REQUIREMENT. Output all of the records exactly as written.

[Stored items]
=====

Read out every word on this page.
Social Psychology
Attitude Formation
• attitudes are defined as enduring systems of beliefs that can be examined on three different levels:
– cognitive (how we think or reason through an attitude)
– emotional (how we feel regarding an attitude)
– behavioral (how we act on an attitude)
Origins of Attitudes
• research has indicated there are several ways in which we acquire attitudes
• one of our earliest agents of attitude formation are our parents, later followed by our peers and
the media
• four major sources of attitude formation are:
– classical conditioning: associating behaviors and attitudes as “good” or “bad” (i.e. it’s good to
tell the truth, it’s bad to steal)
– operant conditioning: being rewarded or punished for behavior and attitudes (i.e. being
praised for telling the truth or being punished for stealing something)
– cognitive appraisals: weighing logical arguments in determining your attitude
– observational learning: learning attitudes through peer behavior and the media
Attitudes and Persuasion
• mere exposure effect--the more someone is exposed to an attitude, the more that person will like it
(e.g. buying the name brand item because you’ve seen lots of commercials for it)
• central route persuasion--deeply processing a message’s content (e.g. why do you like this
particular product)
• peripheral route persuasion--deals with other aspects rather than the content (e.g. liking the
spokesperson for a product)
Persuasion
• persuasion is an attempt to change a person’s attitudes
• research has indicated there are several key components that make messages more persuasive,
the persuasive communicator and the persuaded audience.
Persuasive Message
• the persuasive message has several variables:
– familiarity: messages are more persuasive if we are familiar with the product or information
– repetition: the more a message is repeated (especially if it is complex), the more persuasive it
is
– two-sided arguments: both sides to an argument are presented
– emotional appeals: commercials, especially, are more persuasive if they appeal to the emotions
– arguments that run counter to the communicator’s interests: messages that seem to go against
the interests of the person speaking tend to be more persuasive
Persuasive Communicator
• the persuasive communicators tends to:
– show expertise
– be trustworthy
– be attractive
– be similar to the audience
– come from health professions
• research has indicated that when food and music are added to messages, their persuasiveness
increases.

=====

TASK SOLUTION.
Read out every word on this page.
Social Psychology
Attitude Formation
• attitudes are defined as enduring systems of beliefs that can be examined on three different levels:
– cognitive (how we think or reason through an attitude)
– emotional (how we feel regarding an attitude)
– behavioral (how we act on an attitude)
Origins of Attitudes
• research has indicated there are several ways in which we acquire attitudes
• one of our earliest agents of attitude formation are our parents, later followed by our peers and
the media
• four major sources of attitude formation are:
– classical conditioning: associating behaviors and attitudes as “good” or “bad” (i.e. it’s good to
tell the truth, it’s bad to steal)
– operant conditioning: being rewarded or punished for behavior and attitudes (i.e. being
praised for telling the truth or being punished for stealing something)
– cognitive appraisals: weighing logical arguments in determining your attitude
– observational learning: learning attitudes through peer behavior and the media
Attitudes and Persuasion
• mere exposure effect--the more someone is exposed to an attitude, the more that person will like it
(e.g. buying the name brand item because you’ve seen lots of commercials for it)
• central route persuasion--deeply processing a message’s content (e.g. why do you like this
particular product)
• peripheral route persuasion--deals with other aspects rather than the content (e.g. liking the
spokesperson for a product)
Persuasion
• persuasion is an attempt to change a person’s attitudes
• research has indicated there are several key components that make messages more persuasive,
the persuasive communicator and the persuaded audience.
Persuasive Message
• the persuasive message has several variables:
– familiarity: messages are more persuasive if we are familiar with the product or information
– repetition: the more a message is repeated (especially if it is complex), the more persuasive it
is
– two-sided arguments: both sides to an argument are presented
– emotional appeals: commercials, especially, are more persuasive if they appeal to the emotions
– arguments that run counter to the communicator’s interests: messages that seem to go against
the interests of the person speaking tend to be more persuasive
Persuasive Communicator
• the persuasive communicators tends to:
– show expertise
– be trustworthy
– be attractive
– be similar to the audience
– come from health professions
• research has indicated that when food and music are added to messages, their persuasiveness
increases.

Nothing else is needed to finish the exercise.